EXERCISE BRIEF: Restate all of the entries exactly, dropping any pictures they hold.

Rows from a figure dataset
○ ○ ○
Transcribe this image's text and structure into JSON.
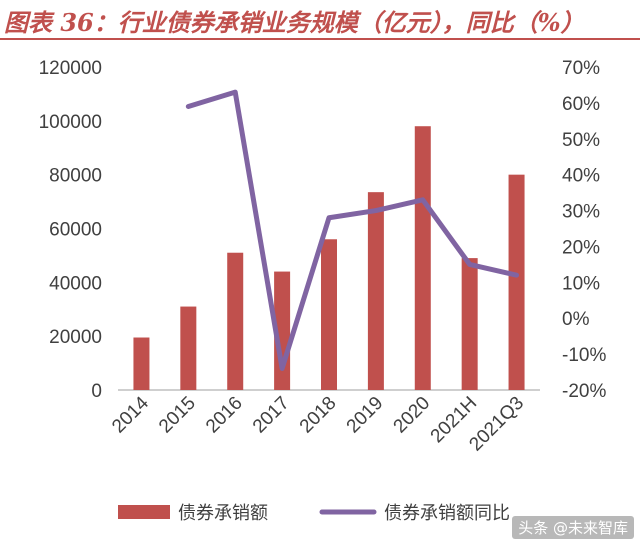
{
  "title": "图表 36：行业债券承销业务规模（亿元），同比（%）",
  "watermark": "头条 @未来智库",
  "colors": {
    "bar": "#c0504d",
    "line": "#8064a2",
    "title": "#c0504d",
    "axis": "#bfbfbf"
  },
  "chart_data": {
    "type": "bar",
    "categories": [
      "2014",
      "2015",
      "2016",
      "2017",
      "2018",
      "2019",
      "2020",
      "2021H",
      "2021Q3"
    ],
    "series": [
      {
        "name": "债券承销额",
        "type": "bar",
        "axis": "left",
        "values": [
          19500,
          31000,
          51000,
          44000,
          56000,
          73500,
          98000,
          49000,
          80000
        ]
      },
      {
        "name": "债券承销额同比",
        "type": "line",
        "axis": "right",
        "values": [
          null,
          59,
          63,
          -14,
          28,
          30,
          33,
          15,
          12
        ]
      }
    ],
    "y_left": {
      "min": 0,
      "max": 120000,
      "ticks": [
        "0",
        "20000",
        "40000",
        "60000",
        "80000",
        "100000",
        "120000"
      ]
    },
    "y_right": {
      "min": -20,
      "max": 70,
      "ticks": [
        "-20%",
        "-10%",
        "0%",
        "10%",
        "20%",
        "30%",
        "40%",
        "50%",
        "60%",
        "70%"
      ]
    },
    "grid": false,
    "legend": "bottom"
  }
}
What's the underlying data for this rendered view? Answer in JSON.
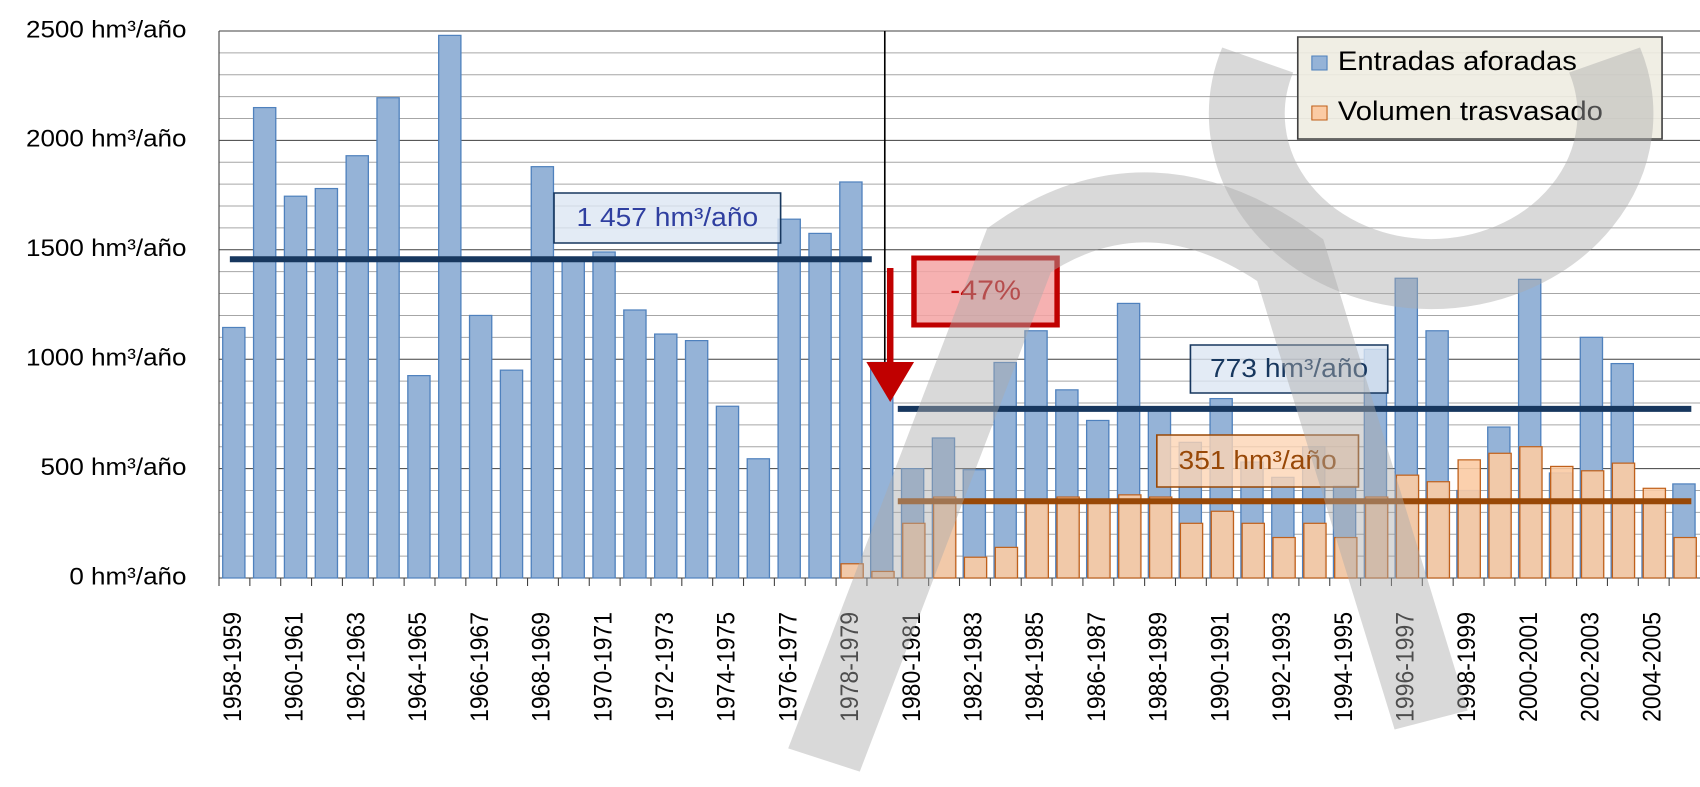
{
  "chart_data": {
    "type": "bar",
    "categories": [
      "1958-1959",
      null,
      "1960-1961",
      null,
      "1962-1963",
      null,
      "1964-1965",
      null,
      "1966-1967",
      null,
      "1968-1969",
      null,
      "1970-1971",
      null,
      "1972-1973",
      null,
      "1974-1975",
      null,
      "1976-1977",
      null,
      "1978-1979",
      null,
      "1980-1981",
      null,
      "1982-1983",
      null,
      "1984-1985",
      null,
      "1986-1987",
      null,
      "1988-1989",
      null,
      "1990-1991",
      null,
      "1992-1993",
      null,
      "1994-1995",
      null,
      "1996-1997",
      null,
      "1998-1999",
      null,
      "2000-2001",
      null,
      "2002-2003",
      null,
      "2004-2005",
      null
    ],
    "series": [
      {
        "name": "Entradas aforadas",
        "color": "#95b3d7",
        "edge": "#4f81bd",
        "values": [
          1145,
          2150,
          1745,
          1780,
          1930,
          2195,
          925,
          2480,
          1200,
          950,
          1880,
          1450,
          1490,
          1225,
          1115,
          1085,
          785,
          545,
          1640,
          1575,
          1810,
          985,
          500,
          640,
          495,
          985,
          1130,
          860,
          720,
          1255,
          780,
          620,
          820,
          530,
          460,
          600,
          420,
          1045,
          1370,
          1130,
          400,
          690,
          1365,
          480,
          1100,
          980,
          360,
          430
        ]
      },
      {
        "name": "Volumen trasvasado",
        "color": "#fbcba4",
        "edge": "#c0601a",
        "values": [
          null,
          null,
          null,
          null,
          null,
          null,
          null,
          null,
          null,
          null,
          null,
          null,
          null,
          null,
          null,
          null,
          null,
          null,
          null,
          null,
          65,
          30,
          250,
          370,
          95,
          140,
          360,
          370,
          360,
          380,
          370,
          250,
          305,
          250,
          185,
          250,
          185,
          370,
          470,
          440,
          540,
          570,
          600,
          510,
          490,
          525,
          410,
          185
        ]
      }
    ],
    "ylim": [
      0,
      2500
    ],
    "yticks": [
      {
        "value": 0,
        "label": "0 hm³/año"
      },
      {
        "value": 500,
        "label": "500 hm³/año"
      },
      {
        "value": 1000,
        "label": "1000 hm³/año"
      },
      {
        "value": 1500,
        "label": "1500 hm³/año"
      },
      {
        "value": 2000,
        "label": "2000 hm³/año"
      },
      {
        "value": 2500,
        "label": "2500 hm³/año"
      }
    ],
    "minor_yticks": [
      100,
      200,
      300,
      400,
      600,
      700,
      800,
      900,
      1100,
      1200,
      1300,
      1400,
      1600,
      1700,
      1800,
      1900,
      2100,
      2200,
      2300,
      2400
    ],
    "grid": true,
    "legend": "upper right",
    "divider": "1980-1981",
    "reference_lines": [
      {
        "value": 1457,
        "label": "1 457 hm³/año",
        "color": "#17375e",
        "text_color": "#2f3fa0",
        "box_fill": "#dce6f2",
        "side": "before"
      },
      {
        "value": 773,
        "label": "773 hm³/año",
        "color": "#17375e",
        "text_color": "#17375e",
        "box_fill": "#dce6f2",
        "side": "after"
      },
      {
        "value": 351,
        "label": "351 hm³/año",
        "color": "#984807",
        "text_color": "#984807",
        "box_fill": "#fcd5b4",
        "side": "after"
      }
    ],
    "change_label": "-47%"
  }
}
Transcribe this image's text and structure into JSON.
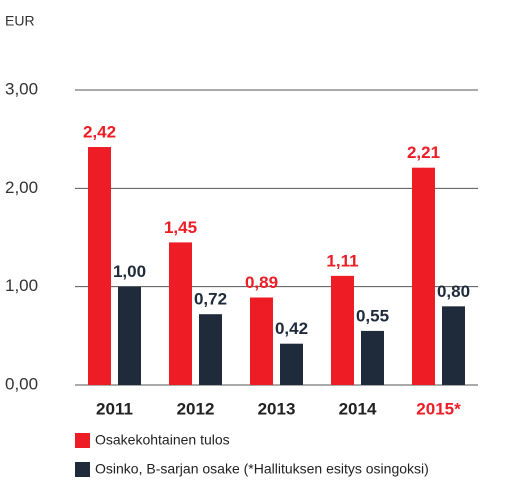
{
  "chart_data": {
    "type": "bar",
    "y_axis_label": "EUR",
    "categories": [
      "2011",
      "2012",
      "2013",
      "2014",
      "2015*"
    ],
    "category_label_colors": [
      "#222222",
      "#222222",
      "#222222",
      "#222222",
      "#ee1c25"
    ],
    "series": [
      {
        "name": "Osakekohtainen tulos",
        "color": "#ee1c25",
        "values": [
          2.42,
          1.45,
          0.89,
          1.11,
          2.21
        ],
        "value_labels": [
          "2,42",
          "1,45",
          "0,89",
          "1,11",
          "2,21"
        ]
      },
      {
        "name": "Osinko, B-sarjan osake (*Hallituksen esitys osingoksi)",
        "color": "#1f2a3a",
        "values": [
          1.0,
          0.72,
          0.42,
          0.55,
          0.8
        ],
        "value_labels": [
          "1,00",
          "0,72",
          "0,42",
          "0,55",
          "0,80"
        ]
      }
    ],
    "ylim": [
      0,
      3
    ],
    "yticks": [
      {
        "value": 0,
        "label": "0,00"
      },
      {
        "value": 1,
        "label": "1,00"
      },
      {
        "value": 2,
        "label": "2,00"
      },
      {
        "value": 3,
        "label": "3,00"
      }
    ],
    "grid": true
  }
}
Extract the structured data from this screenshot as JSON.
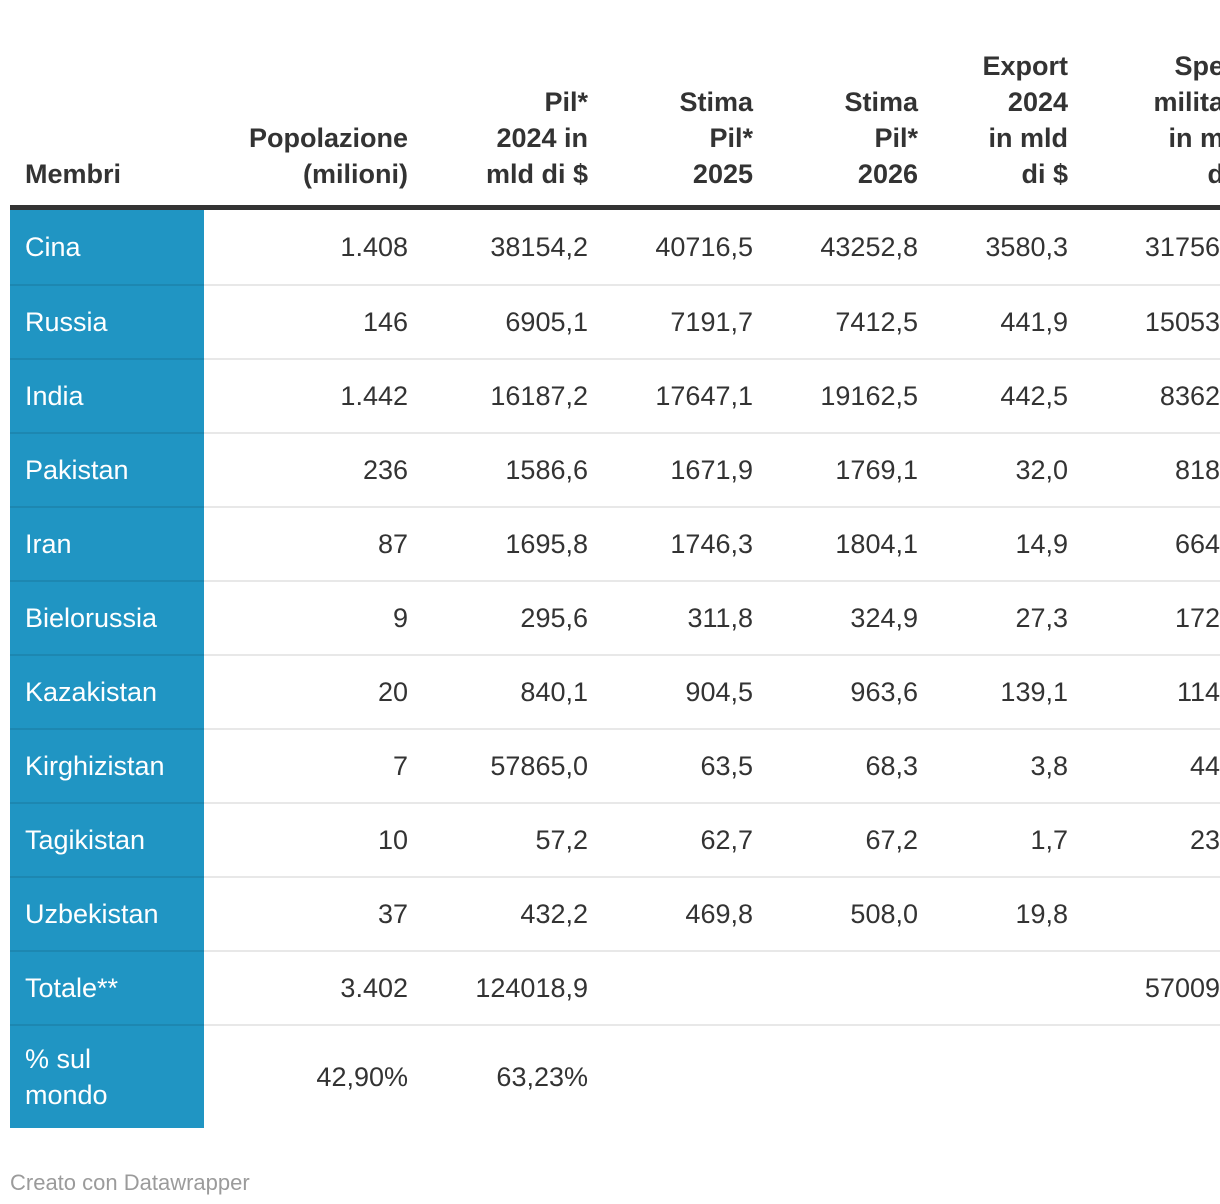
○ ○ ○
CORRECT OUTPUT:
Transcribe this image's text and structure into JSON.
{
  "title": "图表 36：行业债券承销业务规模（亿元），同比（%）",
  "watermark": "头条 @未来智库",
  "colors": {
    "bar": "#c0504d",
    "line": "#8064a2",
    "title": "#c0504d",
    "axis": "#bfbfbf"
  },
  "chart_data": {
    "type": "bar",
    "categories": [
      "2014",
      "2015",
      "2016",
      "2017",
      "2018",
      "2019",
      "2020",
      "2021H",
      "2021Q3"
    ],
    "series": [
      {
        "name": "债券承销额",
        "type": "bar",
        "axis": "left",
        "values": [
          19500,
          31000,
          51000,
          44000,
          56000,
          73500,
          98000,
          49000,
          80000
        ]
      },
      {
        "name": "债券承销额同比",
        "type": "line",
        "axis": "right",
        "values": [
          null,
          59,
          63,
          -14,
          28,
          30,
          33,
          15,
          12
        ]
      }
    ],
    "y_left": {
      "min": 0,
      "max": 120000,
      "ticks": [
        "0",
        "20000",
        "40000",
        "60000",
        "80000",
        "100000",
        "120000"
      ]
    },
    "y_right": {
      "min": -20,
      "max": 70,
      "ticks": [
        "-20%",
        "-10%",
        "0%",
        "10%",
        "20%",
        "30%",
        "40%",
        "50%",
        "60%",
        "70%"
      ]
    },
    "grid": false,
    "legend": "bottom"
  }
}
What's the underlying data for this rendered view? Answer in JSON.
{
  "chart_data": {
    "type": "bar",
    "categories": [
      "1958-1959",
      null,
      "1960-1961",
      null,
      "1962-1963",
      null,
      "1964-1965",
      null,
      "1966-1967",
      null,
      "1968-1969",
      null,
      "1970-1971",
      null,
      "1972-1973",
      null,
      "1974-1975",
      null,
      "1976-1977",
      null,
      "1978-1979",
      null,
      "1980-1981",
      null,
      "1982-1983",
      null,
      "1984-1985",
      null,
      "1986-1987",
      null,
      "1988-1989",
      null,
      "1990-1991",
      null,
      "1992-1993",
      null,
      "1994-1995",
      null,
      "1996-1997",
      null,
      "1998-1999",
      null,
      "2000-2001",
      null,
      "2002-2003",
      null,
      "2004-2005",
      null
    ],
    "series": [
      {
        "name": "Entradas aforadas",
        "color": "#95b3d7",
        "edge": "#4f81bd",
        "values": [
          1145,
          2150,
          1745,
          1780,
          1930,
          2195,
          925,
          2480,
          1200,
          950,
          1880,
          1450,
          1490,
          1225,
          1115,
          1085,
          785,
          545,
          1640,
          1575,
          1810,
          985,
          500,
          640,
          495,
          985,
          1130,
          860,
          720,
          1255,
          780,
          620,
          820,
          530,
          460,
          600,
          420,
          1045,
          1370,
          1130,
          400,
          690,
          1365,
          480,
          1100,
          980,
          360,
          430
        ]
      },
      {
        "name": "Volumen trasvasado",
        "color": "#fbcba4",
        "edge": "#c0601a",
        "values": [
          null,
          null,
          null,
          null,
          null,
          null,
          null,
          null,
          null,
          null,
          null,
          null,
          null,
          null,
          null,
          null,
          null,
          null,
          null,
          null,
          65,
          30,
          250,
          370,
          95,
          140,
          360,
          370,
          360,
          380,
          370,
          250,
          305,
          250,
          185,
          250,
          185,
          370,
          470,
          440,
          540,
          570,
          600,
          510,
          490,
          525,
          410,
          185
        ]
      }
    ],
    "ylim": [
      0,
      2500
    ],
    "yticks": [
      {
        "value": 0,
        "label": "0 hm³/año"
      },
      {
        "value": 500,
        "label": "500 hm³/año"
      },
      {
        "value": 1000,
        "label": "1000 hm³/año"
      },
      {
        "value": 1500,
        "label": "1500 hm³/año"
      },
      {
        "value": 2000,
        "label": "2000 hm³/año"
      },
      {
        "value": 2500,
        "label": "2500 hm³/año"
      }
    ],
    "minor_yticks": [
      100,
      200,
      300,
      400,
      600,
      700,
      800,
      900,
      1100,
      1200,
      1300,
      1400,
      1600,
      1700,
      1800,
      1900,
      2100,
      2200,
      2300,
      2400
    ],
    "grid": true,
    "legend": "upper right",
    "divider": "1980-1981",
    "reference_lines": [
      {
        "value": 1457,
        "label": "1 457 hm³/año",
        "color": "#17375e",
        "text_color": "#2f3fa0",
        "box_fill": "#dce6f2",
        "side": "before"
      },
      {
        "value": 773,
        "label": "773 hm³/año",
        "color": "#17375e",
        "text_color": "#17375e",
        "box_fill": "#dce6f2",
        "side": "after"
      },
      {
        "value": 351,
        "label": "351 hm³/año",
        "color": "#984807",
        "text_color": "#984807",
        "box_fill": "#fcd5b4",
        "side": "after"
      }
    ],
    "change_label": "-47%"
  }
}
Transcribe this image's text and structure into JSON.
{
  "chart_data": {
    "type": "bar",
    "y_axis_label": "EUR",
    "categories": [
      "2011",
      "2012",
      "2013",
      "2014",
      "2015*"
    ],
    "category_label_colors": [
      "#222222",
      "#222222",
      "#222222",
      "#222222",
      "#ee1c25"
    ],
    "series": [
      {
        "name": "Osakekohtainen tulos",
        "color": "#ee1c25",
        "values": [
          2.42,
          1.45,
          0.89,
          1.11,
          2.21
        ],
        "value_labels": [
          "2,42",
          "1,45",
          "0,89",
          "1,11",
          "2,21"
        ]
      },
      {
        "name": "Osinko, B-sarjan osake (*Hallituksen esitys osingoksi)",
        "color": "#1f2a3a",
        "values": [
          1.0,
          0.72,
          0.42,
          0.55,
          0.8
        ],
        "value_labels": [
          "1,00",
          "0,72",
          "0,42",
          "0,55",
          "0,80"
        ]
      }
    ],
    "ylim": [
      0,
      3
    ],
    "yticks": [
      {
        "value": 0,
        "label": "0,00"
      },
      {
        "value": 1,
        "label": "1,00"
      },
      {
        "value": 2,
        "label": "2,00"
      },
      {
        "value": 3,
        "label": "3,00"
      }
    ],
    "grid": true
  }
}
Extract the structured data from this screenshot as JSON.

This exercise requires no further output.